**Source extract**
[Rt-commit] rt branch, 4.2/set-mime-encoding-refactor, created. rt-4.0.0rc7-254-g601f7cd

? sunnavy sunnavy at bestpractical.com
Thu Jun 16 04:15:53 EDT 2011


The branch, 4.2/set-mime-encoding-refactor has been created
        at  601f7cd13f1e874012ac39900254f37bf514f9c5 (commit)

- Log -----------------------------------------------------------------
commit cb6018b8bd8edd1d1c3802149c787385c360f534
Author: sunnavy <sunnavy at bestpractical.com>
Date:   Wed Jun 15 01:05:34 2011 +0800

    refactor SetMIMEEncoding functionality( see also #17680 )
    
    incoming mail:
    
    1) find encoding
    2) if found then try to convert to utf-8 in croak mode, return if success
    3) guess encoding
    4) if guessed differently then try to convert to utf-8 in croak mode, return
    if success
    5) mark part as application/octet-stream instead of falling back to any
    encoding
    
    outgoing mail:
    
    1) find encoding
    2) if didn't find then do nothing, send as is, let MUA deal with it
    3) if found then try to convert it to outgoing encoding in croak mode, return
    if success
    4) do nothing otherwise, keep original encoding

diff --git a/lib/RT/Action/SendEmail.pm b/lib/RT/Action/SendEmail.pm
index cc63106..a0bfbf1 100644
--- a/lib/RT/Action/SendEmail.pm
+++ b/lib/RT/Action/SendEmail.pm
@@ -213,7 +213,7 @@ sub Prepare {
 
     RT::I18N::SetMIMEEntityToEncoding( $MIMEObj,
         RT->Config->Get('EmailOutputEncoding'),
-        'mime_words_ok', );
+        'mime_words_ok', 'is_out' );
 
     # Build up a MIME::Entity that looks like the original message.
     $self->AddAttachments if ( $MIMEObj->head->get('RT-Attach-Message')
diff --git a/lib/RT/I18N.pm b/lib/RT/I18N.pm
index a1f2af5..a20569e 100644
--- a/lib/RT/I18N.pm
+++ b/lib/RT/I18N.pm
@@ -192,34 +192,48 @@ sub IsTextualContentType {
 }
 
 
-=head2 SetMIMEEntityToEncoding $entity, $encoding
+=head2 SetMIMEEntityToEncoding $entity, $encoding, $preserve_words, $is_out
 
 An utility function which will try to convert entity body into specified
 charset encoding (encoded as octets, *not* unicode-strings).  It will
 iterate all the entities in $entity, and try to convert each one into
 specified charset if whose Content-Type is 'text/plain'.
 
-the methods are tries in order:
-1) to convert the entity to $encoding, 
-2) to interpret the entity as iso-8859-1 and then convert it to $encoding,
-3) forcibly convert it to $encoding.

**Work to complete**
a. Decide whether each statement below agrees with the commit announcement. Answer yes or no for each, and quote the deciding words. (i) For incoming mail, a part that cannot be converted is marked as application/octet-stream. (ii) For outgoing mail, when no encoding is found, the content is converted to utf-8. (iii) The branch was created at commit cb6018b8bd8edd1d1c3802149c787385c360f534.
b. Translate this sentence from the commit announcement into Spanish: "Build up a MIME::Entity that looks like the original message."

**Data provided**
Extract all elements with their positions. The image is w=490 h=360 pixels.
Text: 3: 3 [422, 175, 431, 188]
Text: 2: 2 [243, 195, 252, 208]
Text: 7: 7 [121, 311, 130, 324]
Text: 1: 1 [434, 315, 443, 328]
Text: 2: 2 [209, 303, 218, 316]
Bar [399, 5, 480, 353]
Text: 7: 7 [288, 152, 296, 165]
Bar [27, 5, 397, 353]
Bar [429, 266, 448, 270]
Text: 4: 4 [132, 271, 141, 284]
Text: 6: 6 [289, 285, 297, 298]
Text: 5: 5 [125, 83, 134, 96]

**Worked answers**
a.
(i) Yes: "mark part as application/octet-stream instead of falling back to any encoding"
(ii) No: "if didn't find then do nothing, send as is, let MUA deal with it"
(iii) No: "has been created at 601f7cd13f1e874012ac39900254f37bf514f9c5"

b. Construir una MIME::Entity que se parezca al mensaje original.